DOCUMENT SEGMENT ▸

This blog is more or less a companion site to the Arliss Archives, which is a celebration of actor, author, playwright and film maker George Arliss (1868-1946). As the Arliss site evolved, I found that adding digital color to original black & white photographs sometimes produced startlingly good results. More importantly, the “cinemagraphic painting process” as I call it, brought a contemporary quality to these visions of long ago. Some black and white photos were obviously designed to exploit the beauty of light and shadows and those works I have preserved in their original greytones as the photographer intended.

Purists may contest this point, but the fact is that most studio photographs from old Hollywood used black and white film in a utilitarian manner because color film was either too expensive or unavailable. The studios themselves routinely converted B&W photos into color posters, lobby cards, and even colorized glass slides projected onto movie screens. So historically there is a long tradition of adding color to these images and we lose nothing by using 21st century processing techniques to render these wonderful vintage photographs into the spectrum. Instead, we gain an insight into that Golden Age to see the world just as the people who lived back then saw it. For example…..

YOUR OBJECTIVE ▸
Carry on the piece about adding color to old Hollywood photographs, picking up right after its last words, "For example…..".

DATASET EXTRACT ▸
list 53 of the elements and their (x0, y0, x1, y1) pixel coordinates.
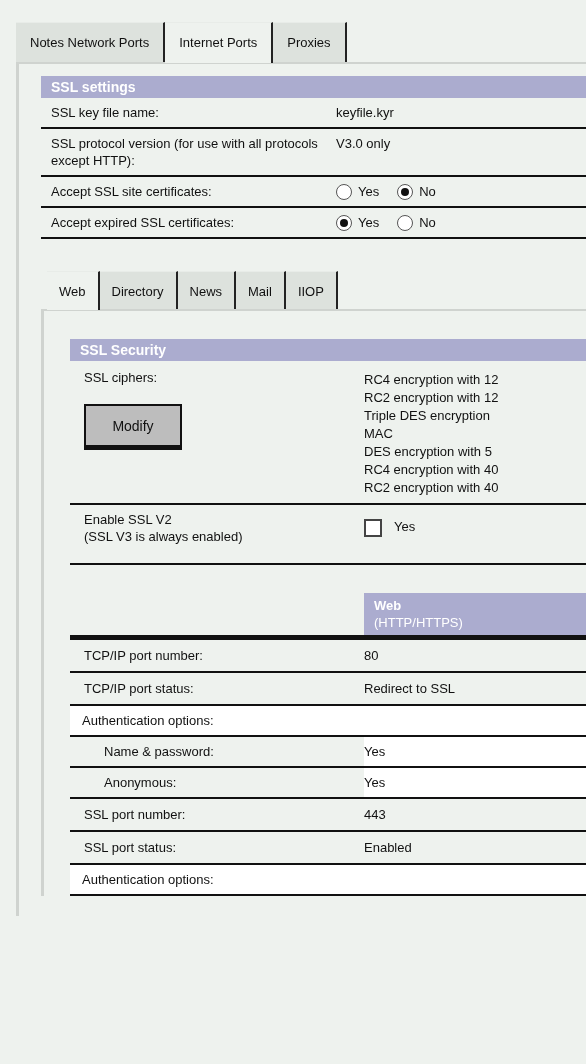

WRITTEN ANSWER ▸
One of my favorites – Al Jolson. Here is an original photo taken during his 1930 film, MAMMY. The black and white photography is not especially artistic:

Turning this photo into color involves a number of judgment calls. Not only the choice of colors to apply, but their shade and intensity. Another judgment call: what not to color, which can be as important as deciding what to color. The point is this: if we were standing next to the camera, which of these two photos comes closer to what we would have seen?

Another favorite – John Barrymore. This portrait from his first talkie, GENERAL CRACK (1930), is carefully composed after the style of late 18th century paintings. The most obvious difference is that this photo is black and white:

Whereas the portraits that inspired the photo were painted in color:

At any rate, this explains the rationale behind this site. Of course, we will be including original color material as well as our digital creations. If you’d like to see more, then please subscribe at the link on the right column here. Our first post is planned for launch in late July as an anniversary tribute to the legendary Rudolph Valentino so please don’t miss it. Thanks.

Published in: on July 15, 2011 at 7:20 PM  Comments (7)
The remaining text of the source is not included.